··· DATA TO PROCESS
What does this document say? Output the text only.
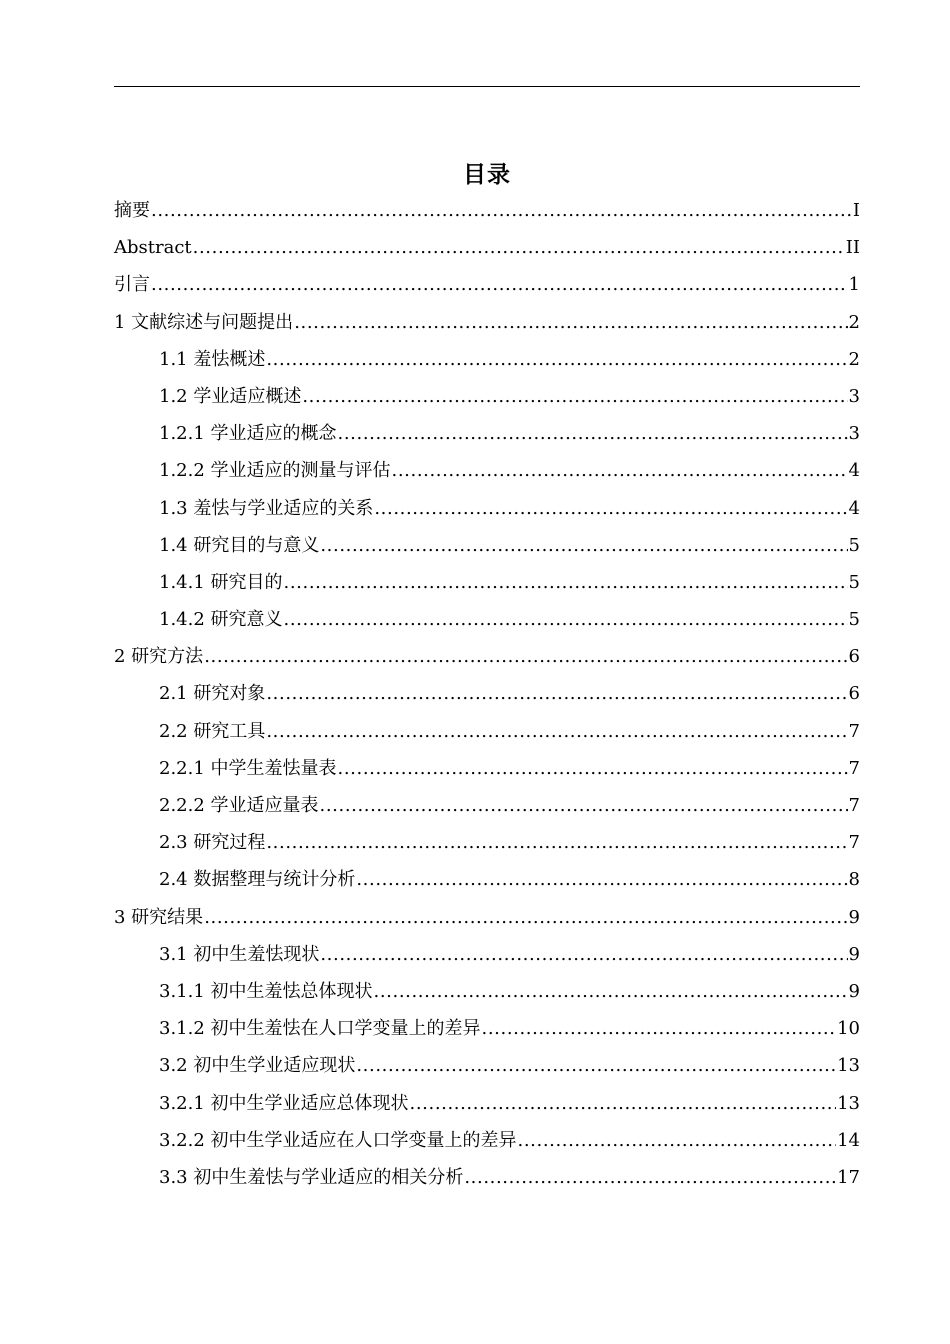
目录
摘要 .....	I
Abstract .....	II
引言 .....	1
1 文献综述与问题提出 .....	2
1.1 羞怯概述 .....	2
1.2 学业适应概述 .....	3
1.2.1 学业适应的概念 .....	3
1.2.2 学业适应的测量与评估 .....	4
1.3 羞怯与学业适应的关系 .....	4
1.4 研究目的与意义 .....	5
1.4.1 研究目的 .....	5
1.4.2 研究意义 .....	5
2 研究方法 .....	6
2.1 研究对象 .....	6
2.2 研究工具 .....	7
2.2.1 中学生羞怯量表 .....	7
2.2.2 学业适应量表 .....	7
2.3 研究过程 .....	7
2.4 数据整理与统计分析 .....	8
3 研究结果 .....	9
3.1 初中生羞怯现状 .....	9
3.1.1 初中生羞怯总体现状 .....	9
3.1.2 初中生羞怯在人口学变量上的差异 .....	10
3.2 初中生学业适应现状 .....	13
3.2.1 初中生学业适应总体现状 .....	13
3.2.2 初中生学业适应在人口学变量上的差异 .....	14
3.3 初中生羞怯与学业适应的相关分析 .....	17
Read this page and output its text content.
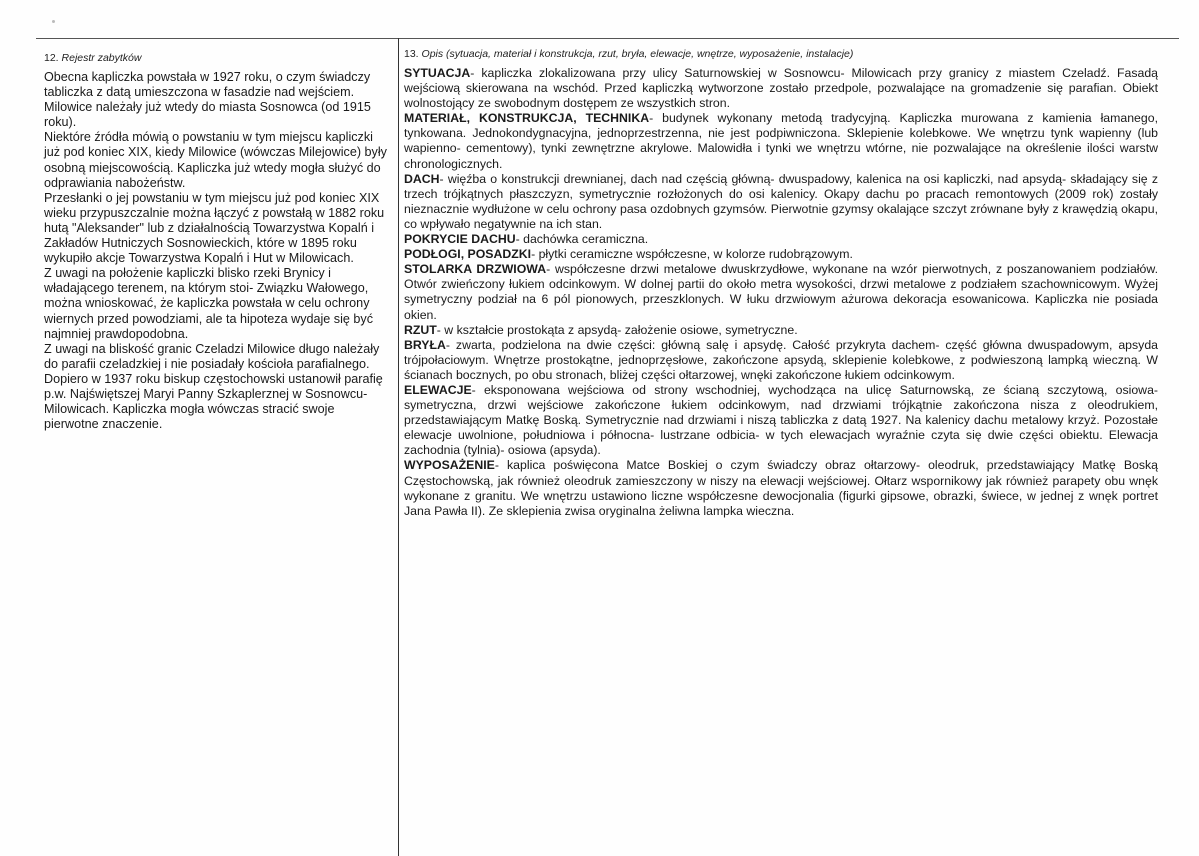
12. Rejestr zabytków

Obecna kapliczka powstała w 1927 roku, o czym świadczy tabliczka z datą umieszczona w fasadzie nad wejściem. Milowice należały już wtedy do miasta Sosnowca (od 1915 roku).

Niektóre źródła mówią o powstaniu w tym miejscu kapliczki już pod koniec XIX, kiedy Milowice (wówczas Milejowice) były osobną miejscowością. Kapliczka już wtedy mogła służyć do odprawiania nabożeństw.

Przesłanki o jej powstaniu w tym miejscu już pod koniec XIX wieku przypuszczalnie można łączyć z powstałą w 1882 roku hutą "Aleksander" lub z działalnością Towarzystwa Kopalń i Zakładów Hutniczych Sosnowieckich, które w 1895 roku wykupiło akcje Towarzystwa Kopalń i Hut w Milowicach.

Z uwagi na położenie kapliczki blisko rzeki Brynicy i władającego terenem, na którym stoi- Związku Wałowego, można wnioskować, że kapliczka powstała w celu ochrony wiernych przed powodziami, ale ta hipoteza wydaje się być najmniej prawdopodobna.

Z uwagi na bliskość granic Czeladzi Milowice długo należały do parafii czeladzkiej i nie posiadały kościoła parafialnego. Dopiero w 1937 roku biskup częstochowski ustanowił parafię p.w. Najświętszej Maryi Panny Szkaplerznej w Sosnowcu- Milowicach. Kapliczka mogła wówczas stracić swoje pierwotne znaczenie.

13. Opis (sytuacja, materiał i konstrukcja, rzut, bryła, elewacje, wnętrze, wyposażenie, instalacje)

SYTUACJA- kapliczka zlokalizowana przy ulicy Saturnowskiej w Sosnowcu- Milowicach przy granicy z miastem Czeladź. Fasadą wejściową skierowana na wschód. Przed kapliczką wytworzone zostało przedpole, pozwalające na gromadzenie się parafian. Obiekt wolnostojący ze swobodnym dostępem ze wszystkich stron.

MATERIAŁ, KONSTRUKCJA, TECHNIKA- budynek wykonany metodą tradycyjną. Kapliczka murowana z kamienia łamanego, tynkowana. Jednokondygnacyjna, jednoprzestrzenna, nie jest podpiwniczona. Sklepienie kolebkowe. We wnętrzu tynk wapienny (lub wapienno- cementowy), tynki zewnętrzne akrylowe. Malowidła i tynki we wnętrzu wtórne, nie pozwalające na określenie ilości warstw chronologicznych.

DACH- więźba o konstrukcji drewnianej, dach nad częścią główną- dwuspadowy, kalenica na osi kapliczki, nad apsydą- składający się z trzech trójkątnych płaszczyzn, symetrycznie rozłożonych do osi kalenicy. Okapy dachu po pracach remontowych (2009 rok) zostały nieznacznie wydłużone w celu ochrony pasa ozdobnych gzymsów. Pierwotnie gzymsy okalające szczyt zrównane były z krawędzią okapu, co wpływało negatywnie na ich stan.

POKRYCIE DACHU- dachówka ceramiczna.

PODŁOGI, POSADZKI- płytki ceramiczne współczesne, w kolorze rudobrązowym.

STOLARKA DRZWIOWA- współczesne drzwi metalowe dwuskrzydłowe, wykonane na wzór pierwotnych, z poszanowaniem podziałów. Otwór zwieńczony łukiem odcinkowym. W dolnej partii do około metra wysokości, drzwi metalowe z podziałem szachownicowym. Wyżej symetryczny podział na 6 pól pionowych, przeszklonych. W łuku drzwiowym ażurowa dekoracja esowanicowa. Kapliczka nie posiada okien.

RZUT- w kształcie prostokąta z apsydą- założenie osiowe, symetryczne.

BRYŁA- zwarta, podzielona na dwie części: główną salę i apsydę. Całość przykryta dachem- część główna dwuspadowym, apsyda trójpołaciowym. Wnętrze prostokątne, jednoprzęsłowe, zakończone apsydą, sklepienie kolebkowe, z podwieszoną lampką wieczną. W ścianach bocznych, po obu stronach, bliżej części ołtarzowej, wnęki zakończone łukiem odcinkowym.

ELEWACJE- eksponowana wejściowa od strony wschodniej, wychodząca na ulicę Saturnowską, ze ścianą szczytową, osiowa- symetryczna, drzwi wejściowe zakończone łukiem odcinkowym, nad drzwiami trójkątnie zakończona nisza z oleodrukiem, przedstawiającym Matkę Boską. Symetrycznie nad drzwiami i niszą tabliczka z datą 1927. Na kalenicy dachu metalowy krzyż. Pozostałe elewacje uwolnione, południowa i północna- lustrzane odbicia- w tych elewacjach wyraźnie czyta się dwie części obiektu. Elewacja zachodnia (tylnia)- osiowa (apsyda).

WYPOSAŻENIE- kaplica poświęcona Matce Boskiej o czym świadczy obraz ołtarzowy- oleodruk, przedstawiający Matkę Boską Częstochowską, jak również oleodruk zamieszczony w niszy na elewacji wejściowej. Ołtarz wspornikowy jak również parapety obu wnęk wykonane z granitu. We wnętrzu ustawiono liczne współczesne dewocjonalia (figurki gipsowe, obrazki, świece, w jednej z wnęk portret Jana Pawła II). Ze sklepienia zwisa oryginalna żeliwna lampka wieczna.
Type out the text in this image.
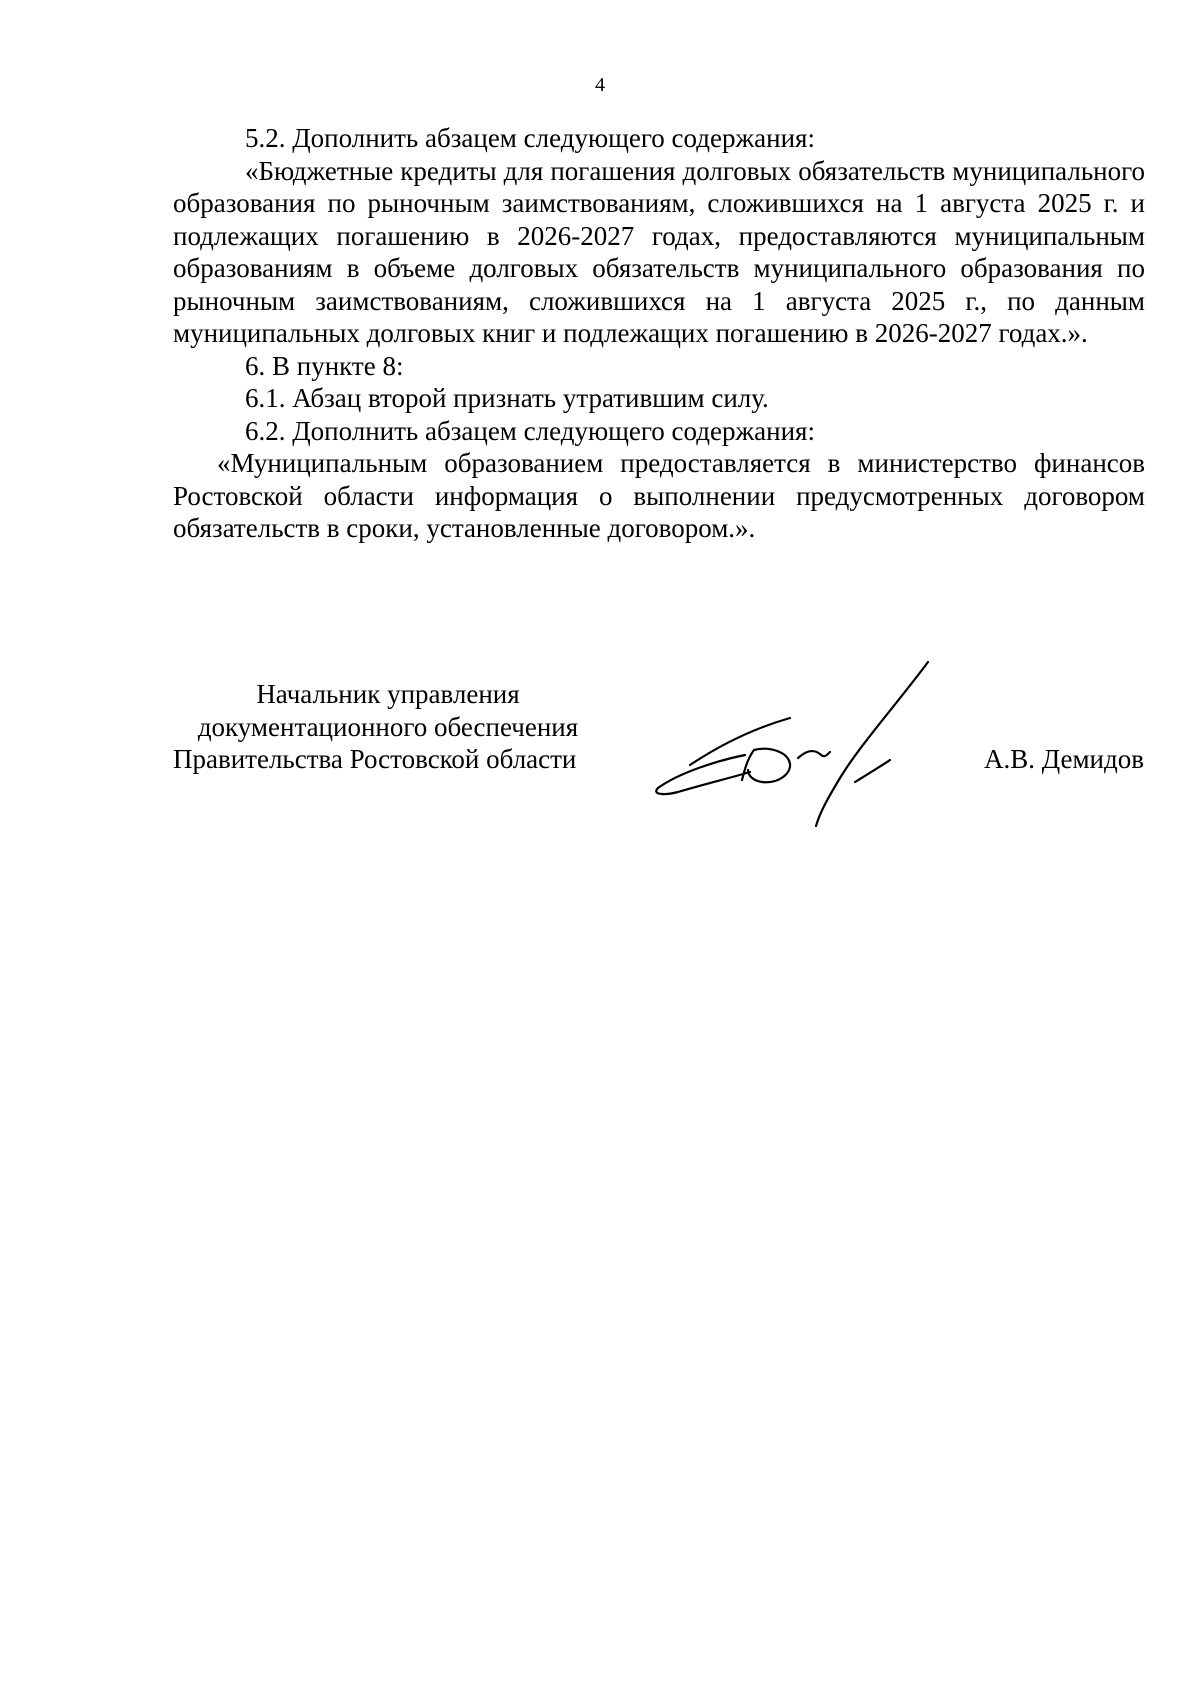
4

5.2. Дополнить абзацем следующего содержания:

«Бюджетные кредиты для погашения долговых обязательств муниципального образования по рыночным заимствованиям, сложившихся на 1 августа 2025 г. и подлежащих погашению в 2026-2027 годах, предоставляются муниципальным образованиям в объеме долговых обязательств муниципального образования по рыночным заимствованиям, сложившихся на 1 августа 2025 г., по данным муниципальных долговых книг и подлежащих погашению в 2026-2027 годах.».

6. В пункте 8:

6.1. Абзац второй признать утратившим силу.

6.2. Дополнить абзацем следующего содержания:

«Муниципальным образованием предоставляется в министерство финансов Ростовской области информация о выполнении предусмотренных договором обязательств в сроки, установленные договором.».

Начальник управления
документационного обеспечения
Правительства Ростовской области	А.В. Демидов
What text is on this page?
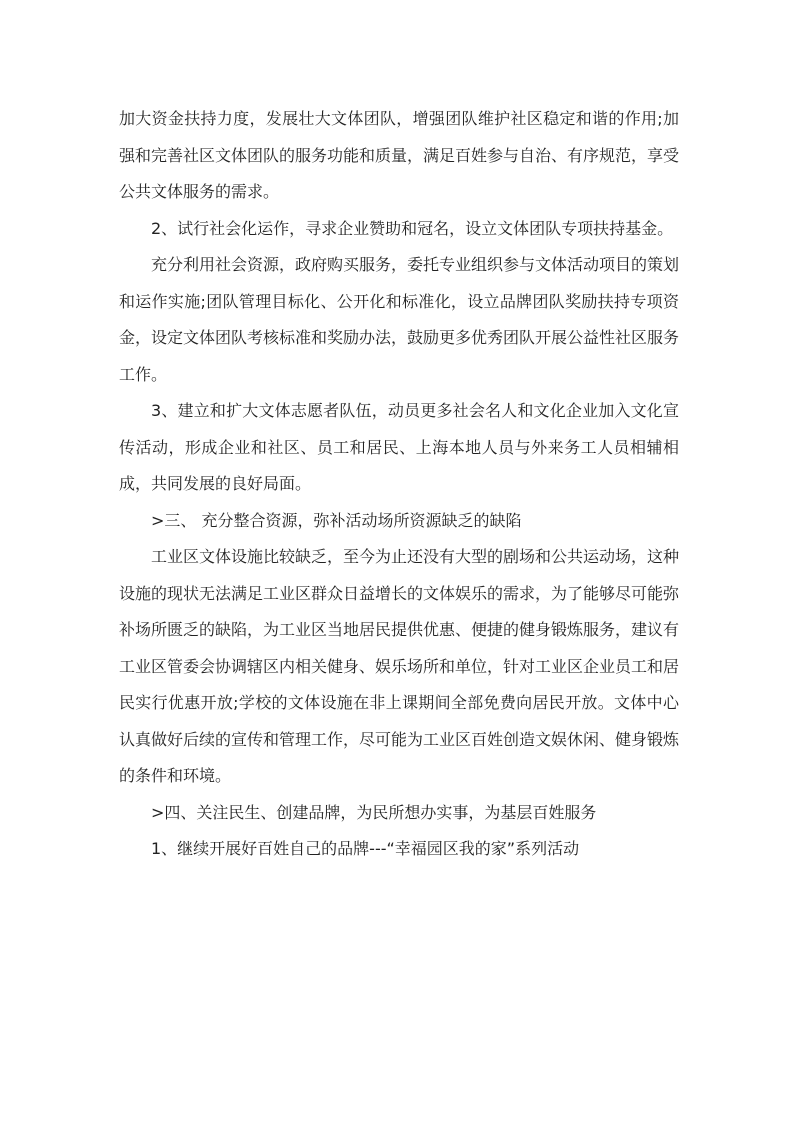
加大资金扶持力度，发展壮大文体团队，增强团队维护社区稳定和谐的作用;加强和完善社区文体团队的服务功能和质量，满足百姓参与自治、有序规范，享受公共文体服务的需求。

2、试行社会化运作，寻求企业赞助和冠名，设立文体团队专项扶持基金。

充分利用社会资源，政府购买服务，委托专业组织参与文体活动项目的策划和运作实施;团队管理目标化、公开化和标准化，设立品牌团队奖励扶持专项资金，设定文体团队考核标准和奖励办法，鼓励更多优秀团队开展公益性社区服务工作。

3、建立和扩大文体志愿者队伍，动员更多社会名人和文化企业加入文化宣传活动，形成企业和社区、员工和居民、上海本地人员与外来务工人员相辅相成，共同发展的良好局面。

>三、 充分整合资源，弥补活动场所资源缺乏的缺陷

工业区文体设施比较缺乏，至今为止还没有大型的剧场和公共运动场，这种设施的现状无法满足工业区群众日益增长的文体娱乐的需求，为了能够尽可能弥补场所匮乏的缺陷，为工业区当地居民提供优惠、便捷的健身锻炼服务，建议有工业区管委会协调辖区内相关健身、娱乐场所和单位，针对工业区企业员工和居民实行优惠开放;学校的文体设施在非上课期间全部免费向居民开放。文体中心认真做好后续的宣传和管理工作，尽可能为工业区百姓创造文娱休闲、健身锻炼的条件和环境。

>四、关注民生、创建品牌，为民所想办实事，为基层百姓服务

1、继续开展好百姓自己的品牌---“幸福园区我的家”系列活动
······
• [EXERCISE DETAILS] Select every line where the word "miejscu" occurs.

• [ANSWER TO THIS TASK]
Niektóre źródła mówią o powstaniu w tym miejscu kapliczki już pod koniec XIX, kiedy Milowice (wówczas Milejowice) były osobną miejscowością. Kapliczka już wtedy mogła służyć do odprawiania nabożeństw.
Przesłanki o jej powstaniu w tym miejscu już pod koniec XIX wieku przypuszczalnie można łączyć z powstałą w 1882 roku hutą "Aleksander" lub z działalnością Towarzystwa Kopalń i Zakładów Hutniczych Sosnowieckich, które w 1895 roku wykupiło akcje Towarzystwa Kopalń i Hut w Milowicach.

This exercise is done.